* **Input records**:
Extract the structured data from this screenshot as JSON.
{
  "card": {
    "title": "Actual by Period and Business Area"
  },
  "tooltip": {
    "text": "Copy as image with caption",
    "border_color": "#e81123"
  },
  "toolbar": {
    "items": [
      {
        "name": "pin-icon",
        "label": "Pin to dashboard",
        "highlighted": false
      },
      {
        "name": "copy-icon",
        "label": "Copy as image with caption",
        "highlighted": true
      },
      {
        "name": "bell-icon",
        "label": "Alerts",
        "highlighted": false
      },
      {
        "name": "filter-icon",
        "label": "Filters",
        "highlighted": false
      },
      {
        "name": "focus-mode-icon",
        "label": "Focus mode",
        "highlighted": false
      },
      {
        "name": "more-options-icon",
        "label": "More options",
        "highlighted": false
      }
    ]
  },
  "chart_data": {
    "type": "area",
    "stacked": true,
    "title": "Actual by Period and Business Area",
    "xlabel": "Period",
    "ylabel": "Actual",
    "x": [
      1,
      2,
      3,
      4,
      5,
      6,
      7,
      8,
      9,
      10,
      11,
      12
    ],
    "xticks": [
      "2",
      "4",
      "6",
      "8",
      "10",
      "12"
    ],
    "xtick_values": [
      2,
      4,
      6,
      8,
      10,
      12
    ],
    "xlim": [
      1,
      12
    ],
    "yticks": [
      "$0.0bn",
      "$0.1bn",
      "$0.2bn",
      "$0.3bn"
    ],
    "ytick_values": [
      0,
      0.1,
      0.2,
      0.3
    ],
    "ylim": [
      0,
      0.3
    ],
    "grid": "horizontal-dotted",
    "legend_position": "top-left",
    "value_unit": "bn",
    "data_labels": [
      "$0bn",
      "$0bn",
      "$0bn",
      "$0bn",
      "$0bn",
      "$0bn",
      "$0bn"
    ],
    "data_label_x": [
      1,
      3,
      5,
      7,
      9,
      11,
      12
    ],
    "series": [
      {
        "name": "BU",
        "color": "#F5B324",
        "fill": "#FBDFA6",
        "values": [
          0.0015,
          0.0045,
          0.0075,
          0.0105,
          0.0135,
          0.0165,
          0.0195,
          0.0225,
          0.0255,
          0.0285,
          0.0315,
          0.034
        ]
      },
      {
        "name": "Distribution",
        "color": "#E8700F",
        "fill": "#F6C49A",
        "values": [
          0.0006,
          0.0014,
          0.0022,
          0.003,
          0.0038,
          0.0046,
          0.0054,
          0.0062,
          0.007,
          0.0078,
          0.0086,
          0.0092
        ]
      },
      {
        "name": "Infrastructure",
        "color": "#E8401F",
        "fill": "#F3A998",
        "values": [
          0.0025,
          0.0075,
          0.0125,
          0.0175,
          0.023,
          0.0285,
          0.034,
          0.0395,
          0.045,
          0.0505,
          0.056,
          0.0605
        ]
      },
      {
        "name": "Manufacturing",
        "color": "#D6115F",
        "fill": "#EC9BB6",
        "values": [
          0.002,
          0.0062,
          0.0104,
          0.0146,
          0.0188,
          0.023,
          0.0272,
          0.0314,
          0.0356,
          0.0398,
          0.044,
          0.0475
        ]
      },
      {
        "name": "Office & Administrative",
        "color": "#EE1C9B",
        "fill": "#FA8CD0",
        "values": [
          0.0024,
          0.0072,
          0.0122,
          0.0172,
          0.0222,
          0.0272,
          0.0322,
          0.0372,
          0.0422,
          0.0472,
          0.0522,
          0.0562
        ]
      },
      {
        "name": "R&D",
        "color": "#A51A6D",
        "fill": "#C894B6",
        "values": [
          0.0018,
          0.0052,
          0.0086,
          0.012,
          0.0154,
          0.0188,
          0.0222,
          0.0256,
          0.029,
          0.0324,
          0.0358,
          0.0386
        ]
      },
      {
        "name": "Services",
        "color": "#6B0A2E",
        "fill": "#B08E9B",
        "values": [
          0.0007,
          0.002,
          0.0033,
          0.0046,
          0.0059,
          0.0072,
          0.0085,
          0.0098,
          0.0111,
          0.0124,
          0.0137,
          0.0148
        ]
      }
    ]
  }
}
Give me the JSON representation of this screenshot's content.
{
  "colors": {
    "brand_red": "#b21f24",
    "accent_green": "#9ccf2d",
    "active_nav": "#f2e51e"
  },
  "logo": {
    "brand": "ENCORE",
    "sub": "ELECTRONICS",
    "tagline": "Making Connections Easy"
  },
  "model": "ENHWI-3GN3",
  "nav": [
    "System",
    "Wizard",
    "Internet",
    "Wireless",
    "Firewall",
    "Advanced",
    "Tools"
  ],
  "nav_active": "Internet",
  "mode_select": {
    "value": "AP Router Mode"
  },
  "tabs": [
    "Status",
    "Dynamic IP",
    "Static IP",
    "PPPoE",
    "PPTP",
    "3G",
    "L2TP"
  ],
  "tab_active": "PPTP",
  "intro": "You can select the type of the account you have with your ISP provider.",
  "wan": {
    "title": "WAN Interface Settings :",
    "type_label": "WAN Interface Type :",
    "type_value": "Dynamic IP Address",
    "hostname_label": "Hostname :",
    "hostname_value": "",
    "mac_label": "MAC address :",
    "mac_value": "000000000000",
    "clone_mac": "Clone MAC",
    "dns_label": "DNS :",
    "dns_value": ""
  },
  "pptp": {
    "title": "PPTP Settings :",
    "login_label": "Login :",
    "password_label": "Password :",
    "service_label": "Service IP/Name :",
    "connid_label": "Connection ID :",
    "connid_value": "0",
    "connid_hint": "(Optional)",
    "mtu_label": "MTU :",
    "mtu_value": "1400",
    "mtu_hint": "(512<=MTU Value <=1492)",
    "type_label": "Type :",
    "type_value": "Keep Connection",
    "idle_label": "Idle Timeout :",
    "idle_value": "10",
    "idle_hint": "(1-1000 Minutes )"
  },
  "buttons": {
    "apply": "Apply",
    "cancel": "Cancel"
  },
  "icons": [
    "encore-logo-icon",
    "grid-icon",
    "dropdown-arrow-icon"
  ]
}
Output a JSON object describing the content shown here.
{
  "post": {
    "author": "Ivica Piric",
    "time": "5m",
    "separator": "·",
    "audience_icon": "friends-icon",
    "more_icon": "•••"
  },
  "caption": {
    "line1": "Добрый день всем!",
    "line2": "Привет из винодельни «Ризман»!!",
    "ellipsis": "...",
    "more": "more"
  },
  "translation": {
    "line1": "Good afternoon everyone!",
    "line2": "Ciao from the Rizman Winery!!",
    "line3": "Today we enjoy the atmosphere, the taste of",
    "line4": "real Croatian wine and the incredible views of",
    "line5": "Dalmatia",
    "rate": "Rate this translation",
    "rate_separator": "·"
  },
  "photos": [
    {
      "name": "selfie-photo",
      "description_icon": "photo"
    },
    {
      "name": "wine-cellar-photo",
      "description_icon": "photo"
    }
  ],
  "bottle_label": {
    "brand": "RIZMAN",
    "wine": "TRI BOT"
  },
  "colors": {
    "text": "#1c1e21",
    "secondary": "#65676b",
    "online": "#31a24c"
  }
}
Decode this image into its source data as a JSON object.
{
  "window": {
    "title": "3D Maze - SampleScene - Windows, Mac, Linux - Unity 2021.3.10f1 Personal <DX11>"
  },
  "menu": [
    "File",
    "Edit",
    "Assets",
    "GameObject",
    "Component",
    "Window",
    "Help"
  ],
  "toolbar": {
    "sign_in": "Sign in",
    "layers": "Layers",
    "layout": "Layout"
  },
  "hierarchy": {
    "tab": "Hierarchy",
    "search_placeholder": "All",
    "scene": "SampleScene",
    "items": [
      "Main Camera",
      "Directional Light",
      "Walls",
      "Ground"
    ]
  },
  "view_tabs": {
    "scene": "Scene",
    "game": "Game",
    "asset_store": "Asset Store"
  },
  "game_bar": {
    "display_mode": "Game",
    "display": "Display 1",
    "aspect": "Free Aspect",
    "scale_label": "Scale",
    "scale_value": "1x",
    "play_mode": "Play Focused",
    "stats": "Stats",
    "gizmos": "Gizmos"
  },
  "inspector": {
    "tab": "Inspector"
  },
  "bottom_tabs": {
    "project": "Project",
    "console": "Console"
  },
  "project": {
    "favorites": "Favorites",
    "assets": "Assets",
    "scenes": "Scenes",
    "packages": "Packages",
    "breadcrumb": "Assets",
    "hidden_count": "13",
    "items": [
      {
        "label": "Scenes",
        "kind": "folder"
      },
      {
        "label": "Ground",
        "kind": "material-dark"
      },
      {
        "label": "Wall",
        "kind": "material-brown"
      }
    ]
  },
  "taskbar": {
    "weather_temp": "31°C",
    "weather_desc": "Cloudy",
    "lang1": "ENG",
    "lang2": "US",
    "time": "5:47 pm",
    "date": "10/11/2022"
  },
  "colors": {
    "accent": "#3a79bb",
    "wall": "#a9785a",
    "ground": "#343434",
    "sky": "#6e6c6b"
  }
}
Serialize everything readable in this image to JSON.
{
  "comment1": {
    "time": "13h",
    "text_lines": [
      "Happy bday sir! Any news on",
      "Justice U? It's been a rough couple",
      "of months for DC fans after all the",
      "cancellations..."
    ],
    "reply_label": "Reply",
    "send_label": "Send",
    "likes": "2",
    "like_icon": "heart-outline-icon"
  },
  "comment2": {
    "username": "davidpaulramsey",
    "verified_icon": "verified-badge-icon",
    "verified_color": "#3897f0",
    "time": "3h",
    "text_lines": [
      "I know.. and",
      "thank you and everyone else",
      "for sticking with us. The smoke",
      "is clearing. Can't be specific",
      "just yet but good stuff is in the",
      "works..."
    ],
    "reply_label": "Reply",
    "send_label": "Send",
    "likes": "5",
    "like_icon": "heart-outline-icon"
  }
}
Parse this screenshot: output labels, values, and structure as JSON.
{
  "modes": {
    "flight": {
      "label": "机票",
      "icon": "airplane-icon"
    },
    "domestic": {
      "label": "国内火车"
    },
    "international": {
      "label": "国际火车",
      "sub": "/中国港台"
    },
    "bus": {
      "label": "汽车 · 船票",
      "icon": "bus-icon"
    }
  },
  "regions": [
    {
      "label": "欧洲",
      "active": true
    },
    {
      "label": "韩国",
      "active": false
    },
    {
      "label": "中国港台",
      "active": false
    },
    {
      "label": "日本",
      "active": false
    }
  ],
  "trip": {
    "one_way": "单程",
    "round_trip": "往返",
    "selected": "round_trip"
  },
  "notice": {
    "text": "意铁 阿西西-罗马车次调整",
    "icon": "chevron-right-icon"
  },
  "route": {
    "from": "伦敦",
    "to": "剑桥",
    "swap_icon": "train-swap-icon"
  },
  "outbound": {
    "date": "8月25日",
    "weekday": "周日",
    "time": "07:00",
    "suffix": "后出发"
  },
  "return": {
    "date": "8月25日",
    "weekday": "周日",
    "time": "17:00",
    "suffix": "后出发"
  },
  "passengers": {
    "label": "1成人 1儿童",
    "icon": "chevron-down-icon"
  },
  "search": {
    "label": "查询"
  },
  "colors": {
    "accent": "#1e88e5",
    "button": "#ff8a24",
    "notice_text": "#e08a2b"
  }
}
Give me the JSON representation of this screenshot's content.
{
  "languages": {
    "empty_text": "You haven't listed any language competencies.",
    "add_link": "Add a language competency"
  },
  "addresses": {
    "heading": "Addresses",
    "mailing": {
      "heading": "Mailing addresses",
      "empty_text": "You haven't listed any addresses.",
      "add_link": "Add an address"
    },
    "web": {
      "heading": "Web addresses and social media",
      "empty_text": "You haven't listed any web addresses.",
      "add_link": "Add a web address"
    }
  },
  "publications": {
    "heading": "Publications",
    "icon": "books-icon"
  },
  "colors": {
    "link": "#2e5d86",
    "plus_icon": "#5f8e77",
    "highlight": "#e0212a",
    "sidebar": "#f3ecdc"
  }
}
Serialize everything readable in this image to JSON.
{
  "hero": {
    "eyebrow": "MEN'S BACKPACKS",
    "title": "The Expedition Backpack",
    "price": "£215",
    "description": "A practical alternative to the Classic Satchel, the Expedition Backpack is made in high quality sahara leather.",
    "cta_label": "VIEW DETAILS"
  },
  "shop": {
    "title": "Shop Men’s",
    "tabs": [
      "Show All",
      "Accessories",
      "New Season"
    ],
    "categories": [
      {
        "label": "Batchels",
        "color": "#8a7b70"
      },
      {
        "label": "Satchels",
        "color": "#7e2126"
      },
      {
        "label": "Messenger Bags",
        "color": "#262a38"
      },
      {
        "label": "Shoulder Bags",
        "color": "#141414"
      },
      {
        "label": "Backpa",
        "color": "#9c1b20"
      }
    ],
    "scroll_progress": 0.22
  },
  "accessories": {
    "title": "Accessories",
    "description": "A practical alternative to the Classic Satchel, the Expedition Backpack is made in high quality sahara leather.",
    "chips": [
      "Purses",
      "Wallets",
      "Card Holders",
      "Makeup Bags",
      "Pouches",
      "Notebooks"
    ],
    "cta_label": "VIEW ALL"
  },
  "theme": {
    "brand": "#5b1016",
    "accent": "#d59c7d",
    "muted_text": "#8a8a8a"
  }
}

* **Set problem**: Copy out all lines that carry the word "with".

* **Response**:
    "text": "Copy as image with caption",
        "label": "Copy as image with caption",
  "intro": "You can select the type of the account you have with your ISP provider.",
      "for sticking with us. The smoke",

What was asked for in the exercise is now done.